**Your instructions**:
Repeat the material below word for word and leave out all pictures.

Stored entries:
-- begin --
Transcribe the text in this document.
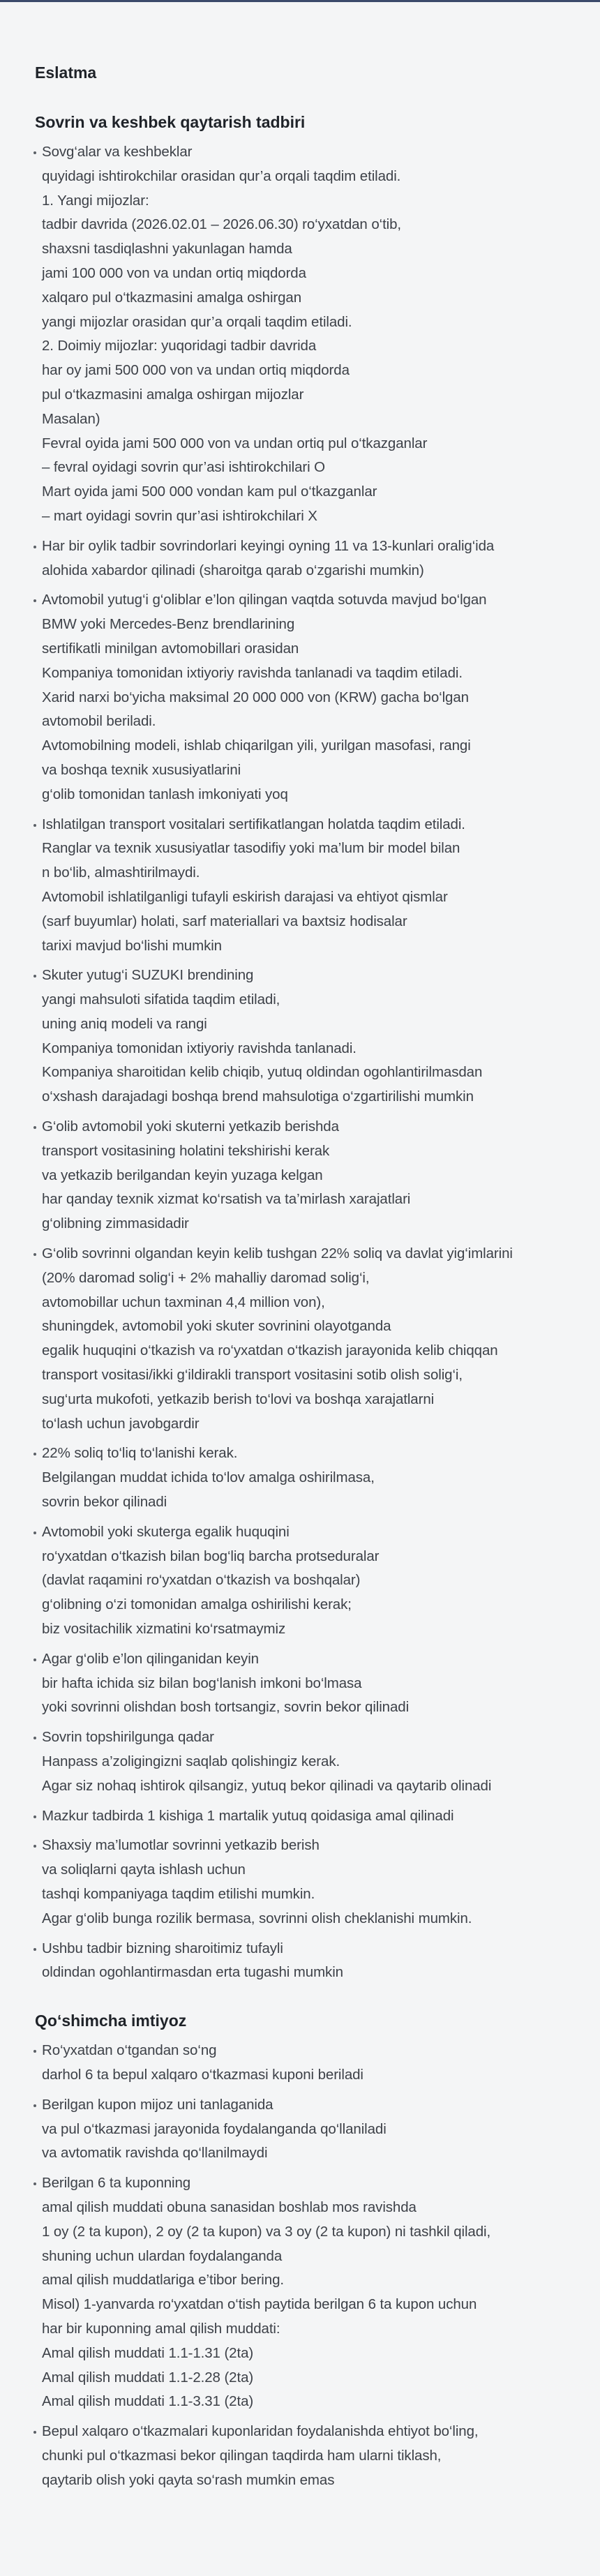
Eslatma
Sovrin va keshbek qaytarish tadbiri
Sovg‘alar va keshbeklar
quyidagi ishtirokchilar orasidan qur’a orqali taqdim etiladi.
1. Yangi mijozlar:
tadbir davrida (2026.02.01 – 2026.06.30) ro‘yxatdan o‘tib,
shaxsni tasdiqlashni yakunlagan hamda
jami 100 000 von va undan ortiq miqdorda
xalqaro pul o‘tkazmasini amalga oshirgan
yangi mijozlar orasidan qur’a orqali taqdim etiladi.
2. Doimiy mijozlar: yuqoridagi tadbir davrida
har oy jami 500 000 von va undan ortiq miqdorda
pul o‘tkazmasini amalga oshirgan mijozlar
Masalan)
Fevral oyida jami 500 000 von va undan ortiq pul o‘tkazganlar
– fevral oyidagi sovrin qur’asi ishtirokchilari O
Mart oyida jami 500 000 vondan kam pul o‘tkazganlar
– mart oyidagi sovrin qur’asi ishtirokchilari X
Har bir oylik tadbir sovrindorlari keyingi oyning 11 va 13-kunlari oralig‘ida
alohida xabardor qilinadi (sharoitga qarab o‘zgarishi mumkin)
Avtomobil yutug‘i g‘oliblar e’lon qilingan vaqtda sotuvda mavjud bo‘lgan
BMW yoki Mercedes-Benz brendlarining
sertifikatli minilgan avtomobillari orasidan
Kompaniya tomonidan ixtiyoriy ravishda tanlanadi va taqdim etiladi.
Xarid narxi bo‘yicha maksimal 20 000 000 von (KRW) gacha bo‘lgan
avtomobil beriladi.
Avtomobilning modeli, ishlab chiqarilgan yili, yurilgan masofasi, rangi
va boshqa texnik xususiyatlarini
g‘olib tomonidan tanlash imkoniyati yoq
Ishlatilgan transport vositalari sertifikatlangan holatda taqdim etiladi.
Ranglar va texnik xususiyatlar tasodifiy yoki ma’lum bir model bilan
n bo‘lib, almashtirilmaydi.
Avtomobil ishlatilganligi tufayli eskirish darajasi va ehtiyot qismlar
(sarf buyumlar) holati, sarf materiallari va baxtsiz hodisalar
tarixi mavjud bo‘lishi mumkin
Skuter yutug‘i SUZUKI brendining
yangi mahsuloti sifatida taqdim etiladi,
uning aniq modeli va rangi
Kompaniya tomonidan ixtiyoriy ravishda tanlanadi.
Kompaniya sharoitidan kelib chiqib, yutuq oldindan ogohlantirilmasdan
o‘xshash darajadagi boshqa brend mahsulotiga o‘zgartirilishi mumkin
G‘olib avtomobil yoki skuterni yetkazib berishda
transport vositasining holatini tekshirishi kerak
va yetkazib berilgandan keyin yuzaga kelgan
har qanday texnik xizmat ko‘rsatish va ta’mirlash xarajatlari
g‘olibning zimmasidadir
G‘olib sovrinni olgandan keyin kelib tushgan 22% soliq va davlat yig‘imlarini
(20% daromad solig‘i + 2% mahalliy daromad solig‘i,
avtomobillar uchun taxminan 4,4 million von),
shuningdek, avtomobil yoki skuter sovrinini olayotganda
egalik huquqini o‘tkazish va ro‘yxatdan o‘tkazish jarayonida kelib chiqqan
transport vositasi/ikki g‘ildirakli transport vositasini sotib olish solig‘i,
sug‘urta mukofoti, yetkazib berish to‘lovi va boshqa xarajatlarni
to‘lash uchun javobgardir
22% soliq to‘liq to‘lanishi kerak.
Belgilangan muddat ichida to‘lov amalga oshirilmasa,
sovrin bekor qilinadi
Avtomobil yoki skuterga egalik huquqini
ro‘yxatdan o‘tkazish bilan bog‘liq barcha protseduralar
(davlat raqamini ro‘yxatdan o‘tkazish va boshqalar)
g‘olibning o‘zi tomonidan amalga oshirilishi kerak;
biz vositachilik xizmatini ko‘rsatmaymiz
Agar g‘olib e’lon qilinganidan keyin
bir hafta ichida siz bilan bog‘lanish imkoni bo‘lmasa
yoki sovrinni olishdan bosh tortsangiz, sovrin bekor qilinadi
Sovrin topshirilgunga qadar
Hanpass a’zoligingizni saqlab qolishingiz kerak.
Agar siz nohaq ishtirok qilsangiz, yutuq bekor qilinadi va qaytarib olinadi
Mazkur tadbirda 1 kishiga 1 martalik yutuq qoidasiga amal qilinadi
Shaxsiy ma’lumotlar sovrinni yetkazib berish
va soliqlarni qayta ishlash uchun
tashqi kompaniyaga taqdim etilishi mumkin.
Agar g‘olib bunga rozilik bermasa, sovrinni olish cheklanishi mumkin.
Ushbu tadbir bizning sharoitimiz tufayli
oldindan ogohlantirmasdan erta tugashi mumkin
Qo‘shimcha imtiyoz
Ro‘yxatdan o‘tgandan so‘ng
darhol 6 ta bepul xalqaro o‘tkazmasi kuponi beriladi
Berilgan kupon mijoz uni tanlaganida
va pul o‘tkazmasi jarayonida foydalanganda qo‘llaniladi
va avtomatik ravishda qo‘llanilmaydi
Berilgan 6 ta kuponning
amal qilish muddati obuna sanasidan boshlab mos ravishda
1 oy (2 ta kupon), 2 oy (2 ta kupon) va 3 oy (2 ta kupon) ni tashkil qiladi,
shuning uchun ulardan foydalanganda
amal qilish muddatlariga e’tibor bering.
Misol) 1-yanvarda ro‘yxatdan o‘tish paytida berilgan 6 ta kupon uchun
har bir kuponning amal qilish muddati:
Amal qilish muddati 1.1-1.31 (2ta)
Amal qilish muddati 1.1-2.28 (2ta)
Amal qilish muddati 1.1-3.31 (2ta)
Bepul xalqaro o‘tkazmalari kuponlaridan foydalanishda ehtiyot bo‘ling,
chunki pul o‘tkazmasi bekor qilingan taqdirda ham ularni tiklash,
qaytarib olish yoki qayta so‘rash mumkin emas
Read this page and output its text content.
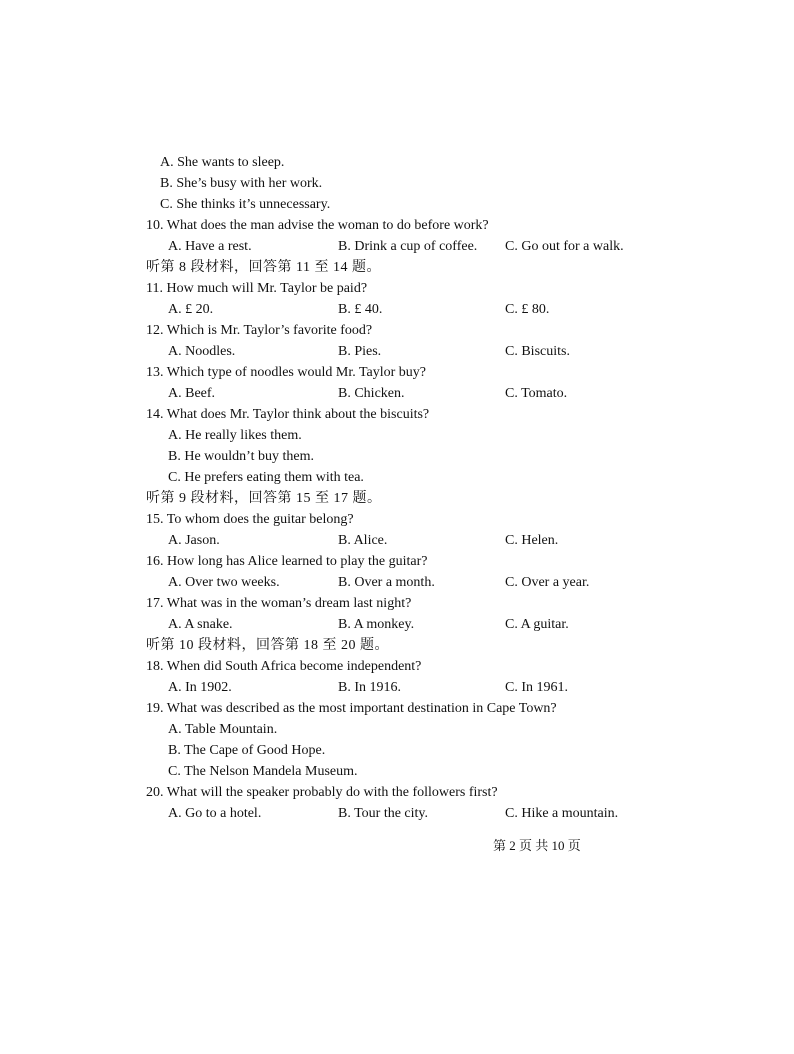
A. She wants to sleep.
B. She’s busy with her work.
C. She thinks it’s unnecessary.
10. What does the man advise the woman to do before work?
A. Have a rest.	B. Drink a cup of coffee. C. Go out for a walk.
听第 8 段材料，回答第 11 至 14 题。
11. How much will Mr. Taylor be paid?
A. £ 20.	B. £ 40.	C. £ 80.
12. Which is Mr. Taylor’s favorite food?
A. Noodles.	B. Pies.	C. Biscuits.
13. Which type of noodles would Mr. Taylor buy?
A. Beef.	B. Chicken.	C. Tomato.
14. What does Mr. Taylor think about the biscuits?
A. He really likes them.
B. He wouldn’t buy them.
C. He prefers eating them with tea.
听第 9 段材料，回答第 15 至 17 题。
15. To whom does the guitar belong?
A. Jason.	B. Alice.	C. Helen.
16. How long has Alice learned to play the guitar?
A. Over two weeks.	B. Over a month.	C. Over a year.
17. What was in the woman’s dream last night?
A. A snake.	B. A monkey.	C. A guitar.
听第 10 段材料，回答第 18 至 20 题。
18. When did South Africa become independent?
A. In 1902.	B. In 1916.	C. In 1961.
19. What was described as the most important destination in Cape Town?
A. Table Mountain.
B. The Cape of Good Hope.
C. The Nelson Mandela Museum.
20. What will the speaker probably do with the followers first?
A. Go to a hotel.	B. Tour the city.	C. Hike a mountain.
第 2 页 共 10 页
-- end --
**Answer to the exercise**:
Transcribe the text in this document.
Eslatma
Sovrin va keshbek qaytarish tadbiri
Sovg‘alar va keshbeklar
quyidagi ishtirokchilar orasidan qur’a orqali taqdim etiladi.
1. Yangi mijozlar:
tadbir davrida (2026.02.01 – 2026.06.30) ro‘yxatdan o‘tib,
shaxsni tasdiqlashni yakunlagan hamda
jami 100 000 von va undan ortiq miqdorda
xalqaro pul o‘tkazmasini amalga oshirgan
yangi mijozlar orasidan qur’a orqali taqdim etiladi.
2. Doimiy mijozlar: yuqoridagi tadbir davrida
har oy jami 500 000 von va undan ortiq miqdorda
pul o‘tkazmasini amalga oshirgan mijozlar
Masalan)
Fevral oyida jami 500 000 von va undan ortiq pul o‘tkazganlar
– fevral oyidagi sovrin qur’asi ishtirokchilari O
Mart oyida jami 500 000 vondan kam pul o‘tkazganlar
– mart oyidagi sovrin qur’asi ishtirokchilari X
Har bir oylik tadbir sovrindorlari keyingi oyning 11 va 13-kunlari oralig‘ida
alohida xabardor qilinadi (sharoitga qarab o‘zgarishi mumkin)
Avtomobil yutug‘i g‘oliblar e’lon qilingan vaqtda sotuvda mavjud bo‘lgan
BMW yoki Mercedes-Benz brendlarining
sertifikatli minilgan avtomobillari orasidan
Kompaniya tomonidan ixtiyoriy ravishda tanlanadi va taqdim etiladi.
Xarid narxi bo‘yicha maksimal 20 000 000 von (KRW) gacha bo‘lgan
avtomobil beriladi.
Avtomobilning modeli, ishlab chiqarilgan yili, yurilgan masofasi, rangi
va boshqa texnik xususiyatlarini
g‘olib tomonidan tanlash imkoniyati yoq
Ishlatilgan transport vositalari sertifikatlangan holatda taqdim etiladi.
Ranglar va texnik xususiyatlar tasodifiy yoki ma’lum bir model bilan
n bo‘lib, almashtirilmaydi.
Avtomobil ishlatilganligi tufayli eskirish darajasi va ehtiyot qismlar
(sarf buyumlar) holati, sarf materiallari va baxtsiz hodisalar
tarixi mavjud bo‘lishi mumkin
Skuter yutug‘i SUZUKI brendining
yangi mahsuloti sifatida taqdim etiladi,
uning aniq modeli va rangi
Kompaniya tomonidan ixtiyoriy ravishda tanlanadi.
Kompaniya sharoitidan kelib chiqib, yutuq oldindan ogohlantirilmasdan
o‘xshash darajadagi boshqa brend mahsulotiga o‘zgartirilishi mumkin
G‘olib avtomobil yoki skuterni yetkazib berishda
transport vositasining holatini tekshirishi kerak
va yetkazib berilgandan keyin yuzaga kelgan
har qanday texnik xizmat ko‘rsatish va ta’mirlash xarajatlari
g‘olibning zimmasidadir
G‘olib sovrinni olgandan keyin kelib tushgan 22% soliq va davlat yig‘imlarini
(20% daromad solig‘i + 2% mahalliy daromad solig‘i,
avtomobillar uchun taxminan 4,4 million von),
shuningdek, avtomobil yoki skuter sovrinini olayotganda
egalik huquqini o‘tkazish va ro‘yxatdan o‘tkazish jarayonida kelib chiqqan
transport vositasi/ikki g‘ildirakli transport vositasini sotib olish solig‘i,
sug‘urta mukofoti, yetkazib berish to‘lovi va boshqa xarajatlarni
to‘lash uchun javobgardir
22% soliq to‘liq to‘lanishi kerak.
Belgilangan muddat ichida to‘lov amalga oshirilmasa,
sovrin bekor qilinadi
Avtomobil yoki skuterga egalik huquqini
ro‘yxatdan o‘tkazish bilan bog‘liq barcha protseduralar
(davlat raqamini ro‘yxatdan o‘tkazish va boshqalar)
g‘olibning o‘zi tomonidan amalga oshirilishi kerak;
biz vositachilik xizmatini ko‘rsatmaymiz
Agar g‘olib e’lon qilinganidan keyin
bir hafta ichida siz bilan bog‘lanish imkoni bo‘lmasa
yoki sovrinni olishdan bosh tortsangiz, sovrin bekor qilinadi
Sovrin topshirilgunga qadar
Hanpass a’zoligingizni saqlab qolishingiz kerak.
Agar siz nohaq ishtirok qilsangiz, yutuq bekor qilinadi va qaytarib olinadi
Mazkur tadbirda 1 kishiga 1 martalik yutuq qoidasiga amal qilinadi
Shaxsiy ma’lumotlar sovrinni yetkazib berish
va soliqlarni qayta ishlash uchun
tashqi kompaniyaga taqdim etilishi mumkin.
Agar g‘olib bunga rozilik bermasa, sovrinni olish cheklanishi mumkin.
Ushbu tadbir bizning sharoitimiz tufayli
oldindan ogohlantirmasdan erta tugashi mumkin
Qo‘shimcha imtiyoz
Ro‘yxatdan o‘tgandan so‘ng
darhol 6 ta bepul xalqaro o‘tkazmasi kuponi beriladi
Berilgan kupon mijoz uni tanlaganida
va pul o‘tkazmasi jarayonida foydalanganda qo‘llaniladi
va avtomatik ravishda qo‘llanilmaydi
Berilgan 6 ta kuponning
amal qilish muddati obuna sanasidan boshlab mos ravishda
1 oy (2 ta kupon), 2 oy (2 ta kupon) va 3 oy (2 ta kupon) ni tashkil qiladi,
shuning uchun ulardan foydalanganda
amal qilish muddatlariga e’tibor bering.
Misol) 1-yanvarda ro‘yxatdan o‘tish paytida berilgan 6 ta kupon uchun
har bir kuponning amal qilish muddati:
Amal qilish muddati 1.1-1.31 (2ta)
Amal qilish muddati 1.1-2.28 (2ta)
Amal qilish muddati 1.1-3.31 (2ta)
Bepul xalqaro o‘tkazmalari kuponlaridan foydalanishda ehtiyot bo‘ling,
chunki pul o‘tkazmasi bekor qilingan taqdirda ham ularni tiklash,
qaytarib olish yoki qayta so‘rash mumkin emas
Read this page and output its text content.
A. She wants to sleep.
B. She’s busy with her work.
C. She thinks it’s unnecessary.
10. What does the man advise the woman to do before work?
A. Have a rest.	B. Drink a cup of coffee. C. Go out for a walk.
听第 8 段材料，回答第 11 至 14 题。
11. How much will Mr. Taylor be paid?
A. £ 20.	B. £ 40.	C. £ 80.
12. Which is Mr. Taylor’s favorite food?
A. Noodles.	B. Pies.	C. Biscuits.
13. Which type of noodles would Mr. Taylor buy?
A. Beef.	B. Chicken.	C. Tomato.
14. What does Mr. Taylor think about the biscuits?
A. He really likes them.
B. He wouldn’t buy them.
C. He prefers eating them with tea.
听第 9 段材料，回答第 15 至 17 题。
15. To whom does the guitar belong?
A. Jason.	B. Alice.	C. Helen.
16. How long has Alice learned to play the guitar?
A. Over two weeks.	B. Over a month.	C. Over a year.
17. What was in the woman’s dream last night?
A. A snake.	B. A monkey.	C. A guitar.
听第 10 段材料，回答第 18 至 20 题。
18. When did South Africa become independent?
A. In 1902.	B. In 1916.	C. In 1961.
19. What was described as the most important destination in Cape Town?
A. Table Mountain.
B. The Cape of Good Hope.
C. The Nelson Mandela Museum.
20. What will the speaker probably do with the followers first?
A. Go to a hotel.	B. Tour the city.	C. Hike a mountain.
第 2 页 共 10 页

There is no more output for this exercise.